■ **Set exercise**
Tally the lines that contain the string "µrad" and give the number by itself.
·····
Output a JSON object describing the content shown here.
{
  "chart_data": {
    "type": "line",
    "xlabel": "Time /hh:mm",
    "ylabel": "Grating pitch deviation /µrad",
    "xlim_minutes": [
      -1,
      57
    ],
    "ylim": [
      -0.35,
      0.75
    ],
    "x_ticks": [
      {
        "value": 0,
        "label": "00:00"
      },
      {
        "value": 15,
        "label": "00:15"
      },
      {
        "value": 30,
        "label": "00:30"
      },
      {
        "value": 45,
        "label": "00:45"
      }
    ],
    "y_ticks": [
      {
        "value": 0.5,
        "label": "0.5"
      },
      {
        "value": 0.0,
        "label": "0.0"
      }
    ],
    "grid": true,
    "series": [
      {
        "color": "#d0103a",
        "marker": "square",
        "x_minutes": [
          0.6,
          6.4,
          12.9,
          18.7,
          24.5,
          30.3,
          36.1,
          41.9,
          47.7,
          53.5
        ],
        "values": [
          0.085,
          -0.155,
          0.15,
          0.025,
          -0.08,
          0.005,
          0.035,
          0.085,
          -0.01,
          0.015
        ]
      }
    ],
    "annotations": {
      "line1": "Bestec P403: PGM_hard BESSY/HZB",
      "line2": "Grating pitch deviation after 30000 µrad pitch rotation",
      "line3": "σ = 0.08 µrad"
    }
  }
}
·····
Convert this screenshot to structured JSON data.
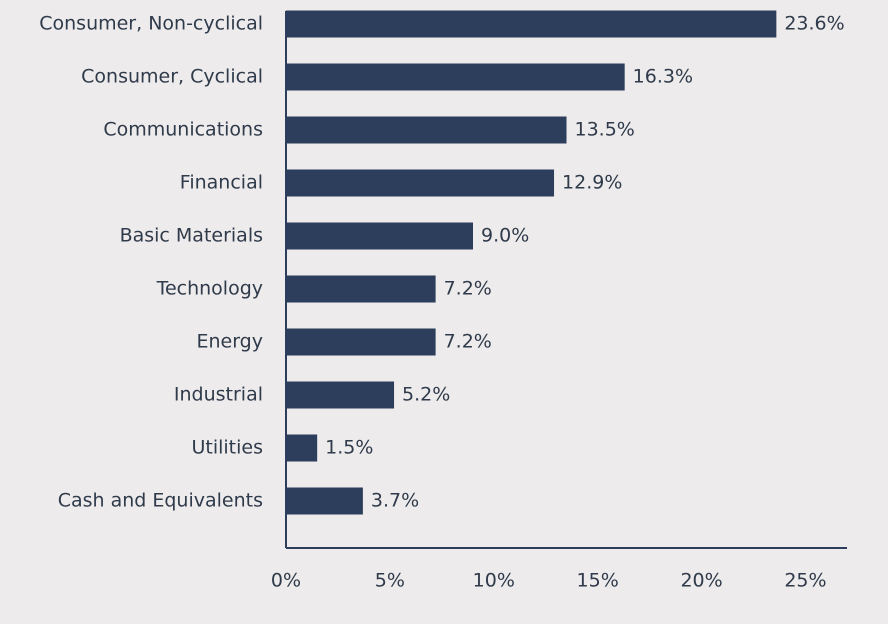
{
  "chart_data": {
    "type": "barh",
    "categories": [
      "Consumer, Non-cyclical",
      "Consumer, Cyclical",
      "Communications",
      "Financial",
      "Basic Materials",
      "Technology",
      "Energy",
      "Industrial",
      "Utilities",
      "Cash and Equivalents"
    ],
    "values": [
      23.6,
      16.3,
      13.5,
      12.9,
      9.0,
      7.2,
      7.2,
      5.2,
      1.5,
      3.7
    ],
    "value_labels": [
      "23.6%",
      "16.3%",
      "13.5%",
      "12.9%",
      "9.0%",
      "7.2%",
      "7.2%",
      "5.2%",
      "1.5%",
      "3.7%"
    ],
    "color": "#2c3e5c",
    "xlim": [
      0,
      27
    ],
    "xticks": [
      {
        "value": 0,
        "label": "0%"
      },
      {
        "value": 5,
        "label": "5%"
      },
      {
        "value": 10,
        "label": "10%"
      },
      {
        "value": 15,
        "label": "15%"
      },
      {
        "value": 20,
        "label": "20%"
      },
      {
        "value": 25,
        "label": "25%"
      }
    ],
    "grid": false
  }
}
·····
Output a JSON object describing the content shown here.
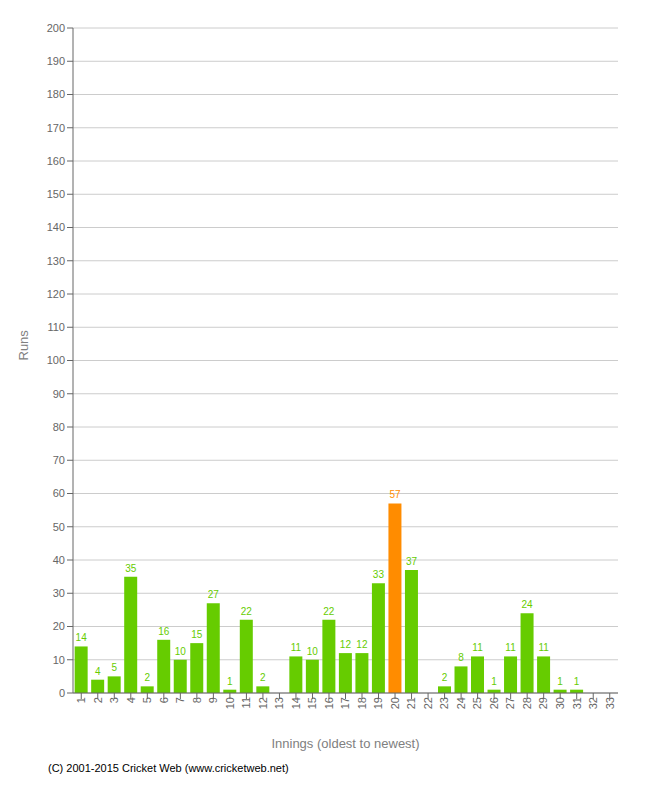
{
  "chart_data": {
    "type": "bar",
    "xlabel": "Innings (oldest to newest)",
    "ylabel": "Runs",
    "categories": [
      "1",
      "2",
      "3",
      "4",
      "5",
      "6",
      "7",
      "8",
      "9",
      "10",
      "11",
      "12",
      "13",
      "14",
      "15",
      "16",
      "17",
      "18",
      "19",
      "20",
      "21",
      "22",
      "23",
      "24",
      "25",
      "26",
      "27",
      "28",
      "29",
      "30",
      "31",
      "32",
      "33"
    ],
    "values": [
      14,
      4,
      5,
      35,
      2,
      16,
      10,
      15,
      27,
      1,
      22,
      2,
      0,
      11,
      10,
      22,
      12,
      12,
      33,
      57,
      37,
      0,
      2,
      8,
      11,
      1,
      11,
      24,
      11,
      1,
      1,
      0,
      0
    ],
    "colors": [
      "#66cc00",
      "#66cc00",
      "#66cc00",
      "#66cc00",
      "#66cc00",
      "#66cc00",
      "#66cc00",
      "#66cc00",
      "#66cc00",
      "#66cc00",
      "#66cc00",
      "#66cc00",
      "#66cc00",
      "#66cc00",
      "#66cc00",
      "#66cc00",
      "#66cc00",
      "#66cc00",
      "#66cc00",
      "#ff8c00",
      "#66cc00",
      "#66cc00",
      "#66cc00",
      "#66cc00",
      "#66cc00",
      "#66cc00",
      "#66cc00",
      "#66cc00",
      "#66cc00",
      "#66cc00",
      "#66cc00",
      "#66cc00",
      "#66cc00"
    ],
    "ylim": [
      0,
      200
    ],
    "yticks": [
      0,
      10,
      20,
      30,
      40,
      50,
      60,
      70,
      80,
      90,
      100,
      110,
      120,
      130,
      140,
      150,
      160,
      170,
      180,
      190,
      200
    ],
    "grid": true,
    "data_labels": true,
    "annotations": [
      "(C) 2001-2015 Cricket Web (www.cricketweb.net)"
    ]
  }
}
·····
■ **Solved problem**
3